WHAT TO WORK ON - Copy the records below word for word, from the line with "save-button[interactable]: Save (280, 397, 486, 441)" up to and including the line with "Output each element".

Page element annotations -
— START —
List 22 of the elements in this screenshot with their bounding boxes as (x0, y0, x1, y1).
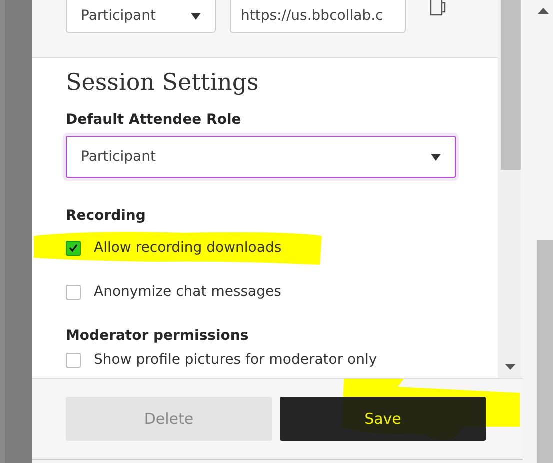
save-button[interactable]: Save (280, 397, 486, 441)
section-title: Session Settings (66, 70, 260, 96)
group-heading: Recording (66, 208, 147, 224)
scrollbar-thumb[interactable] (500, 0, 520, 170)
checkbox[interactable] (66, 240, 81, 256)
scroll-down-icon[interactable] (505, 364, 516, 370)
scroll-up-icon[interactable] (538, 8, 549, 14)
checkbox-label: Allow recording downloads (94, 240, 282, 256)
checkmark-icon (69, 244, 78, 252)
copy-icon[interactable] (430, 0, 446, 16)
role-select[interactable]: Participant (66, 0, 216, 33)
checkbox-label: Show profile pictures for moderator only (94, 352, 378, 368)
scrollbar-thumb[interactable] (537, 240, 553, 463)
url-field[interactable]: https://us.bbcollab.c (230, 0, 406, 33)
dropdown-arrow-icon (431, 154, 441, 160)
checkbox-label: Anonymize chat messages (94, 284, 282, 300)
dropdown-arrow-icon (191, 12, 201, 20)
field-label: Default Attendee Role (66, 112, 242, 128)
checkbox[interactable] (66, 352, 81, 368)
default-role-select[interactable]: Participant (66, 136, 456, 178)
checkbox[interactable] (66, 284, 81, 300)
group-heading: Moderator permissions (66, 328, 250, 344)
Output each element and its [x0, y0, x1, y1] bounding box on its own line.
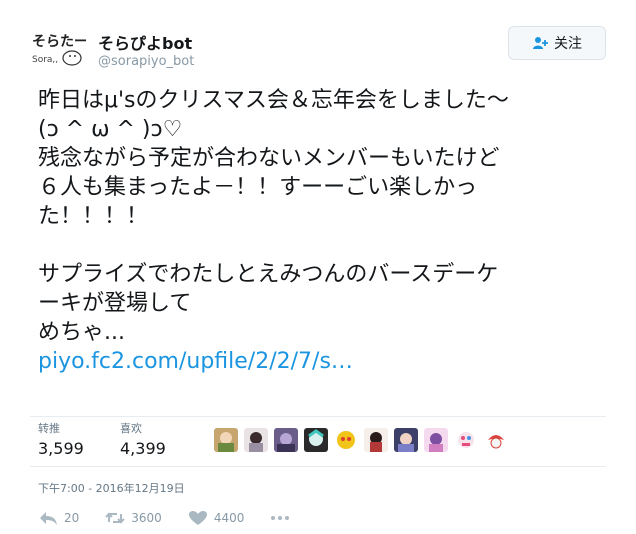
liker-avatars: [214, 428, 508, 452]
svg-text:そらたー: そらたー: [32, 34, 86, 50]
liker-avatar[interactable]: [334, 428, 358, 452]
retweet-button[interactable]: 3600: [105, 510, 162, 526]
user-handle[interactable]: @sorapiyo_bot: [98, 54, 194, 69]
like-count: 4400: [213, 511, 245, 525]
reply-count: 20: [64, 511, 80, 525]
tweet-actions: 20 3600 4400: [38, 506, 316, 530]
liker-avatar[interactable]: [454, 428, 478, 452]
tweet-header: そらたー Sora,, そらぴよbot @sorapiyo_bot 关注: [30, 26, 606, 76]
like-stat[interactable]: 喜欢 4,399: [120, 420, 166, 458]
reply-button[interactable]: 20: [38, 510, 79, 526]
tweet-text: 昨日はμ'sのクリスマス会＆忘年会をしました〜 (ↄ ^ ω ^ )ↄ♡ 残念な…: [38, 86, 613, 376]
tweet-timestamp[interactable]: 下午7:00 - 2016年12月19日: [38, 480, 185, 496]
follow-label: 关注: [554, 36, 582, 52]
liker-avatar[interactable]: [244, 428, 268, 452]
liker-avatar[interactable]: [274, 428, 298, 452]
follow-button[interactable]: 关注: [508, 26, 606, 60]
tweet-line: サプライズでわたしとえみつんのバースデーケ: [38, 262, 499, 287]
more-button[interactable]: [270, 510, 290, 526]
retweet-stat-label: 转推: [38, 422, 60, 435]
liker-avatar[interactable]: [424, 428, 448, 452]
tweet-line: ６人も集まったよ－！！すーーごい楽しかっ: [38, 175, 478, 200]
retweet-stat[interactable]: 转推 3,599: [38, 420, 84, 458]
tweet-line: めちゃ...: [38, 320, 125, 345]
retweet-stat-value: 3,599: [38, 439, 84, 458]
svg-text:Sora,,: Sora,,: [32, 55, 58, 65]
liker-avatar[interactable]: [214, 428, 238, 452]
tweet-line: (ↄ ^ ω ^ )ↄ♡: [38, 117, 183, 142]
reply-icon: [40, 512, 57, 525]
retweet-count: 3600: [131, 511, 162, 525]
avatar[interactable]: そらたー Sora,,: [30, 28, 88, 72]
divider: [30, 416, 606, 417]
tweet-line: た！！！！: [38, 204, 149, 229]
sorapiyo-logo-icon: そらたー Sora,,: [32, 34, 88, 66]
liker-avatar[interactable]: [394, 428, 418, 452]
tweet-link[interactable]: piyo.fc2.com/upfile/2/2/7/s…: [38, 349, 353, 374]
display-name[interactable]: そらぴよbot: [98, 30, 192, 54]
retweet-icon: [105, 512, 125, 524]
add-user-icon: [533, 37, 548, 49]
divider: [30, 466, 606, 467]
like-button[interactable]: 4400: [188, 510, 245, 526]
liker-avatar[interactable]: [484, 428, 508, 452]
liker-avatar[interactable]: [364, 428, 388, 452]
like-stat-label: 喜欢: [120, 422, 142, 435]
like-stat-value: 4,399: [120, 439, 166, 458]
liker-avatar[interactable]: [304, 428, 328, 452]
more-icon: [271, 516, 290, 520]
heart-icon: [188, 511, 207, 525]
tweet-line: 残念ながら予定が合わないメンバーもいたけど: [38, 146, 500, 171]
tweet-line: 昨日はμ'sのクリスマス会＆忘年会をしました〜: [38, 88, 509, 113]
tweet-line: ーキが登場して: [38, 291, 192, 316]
— END —
ANSWER TO THE EXERCISE -
save-button[interactable]: Save (280, 397, 486, 441)
section-title: Session Settings (66, 70, 260, 96)
group-heading: Recording (66, 208, 147, 224)
scrollbar-thumb[interactable] (500, 0, 520, 170)
checkbox[interactable] (66, 240, 81, 256)
scroll-down-icon[interactable] (505, 364, 516, 370)
scroll-up-icon[interactable] (538, 8, 549, 14)
checkbox-label: Allow recording downloads (94, 240, 282, 256)
checkmark-icon (69, 244, 78, 252)
copy-icon[interactable] (430, 0, 446, 16)
role-select[interactable]: Participant (66, 0, 216, 33)
checkbox-label: Show profile pictures for moderator only (94, 352, 378, 368)
scrollbar-thumb[interactable] (537, 240, 553, 463)
url-field[interactable]: https://us.bbcollab.c (230, 0, 406, 33)
dropdown-arrow-icon (431, 154, 441, 160)
checkbox-label: Anonymize chat messages (94, 284, 282, 300)
dropdown-arrow-icon (191, 12, 201, 20)
field-label: Default Attendee Role (66, 112, 242, 128)
checkbox[interactable] (66, 352, 81, 368)
default-role-select[interactable]: Participant (66, 136, 456, 178)
checkbox[interactable] (66, 284, 81, 300)
group-heading: Moderator permissions (66, 328, 250, 344)
Output each element and its [x0, y0, x1, y1] bounding box on its own line.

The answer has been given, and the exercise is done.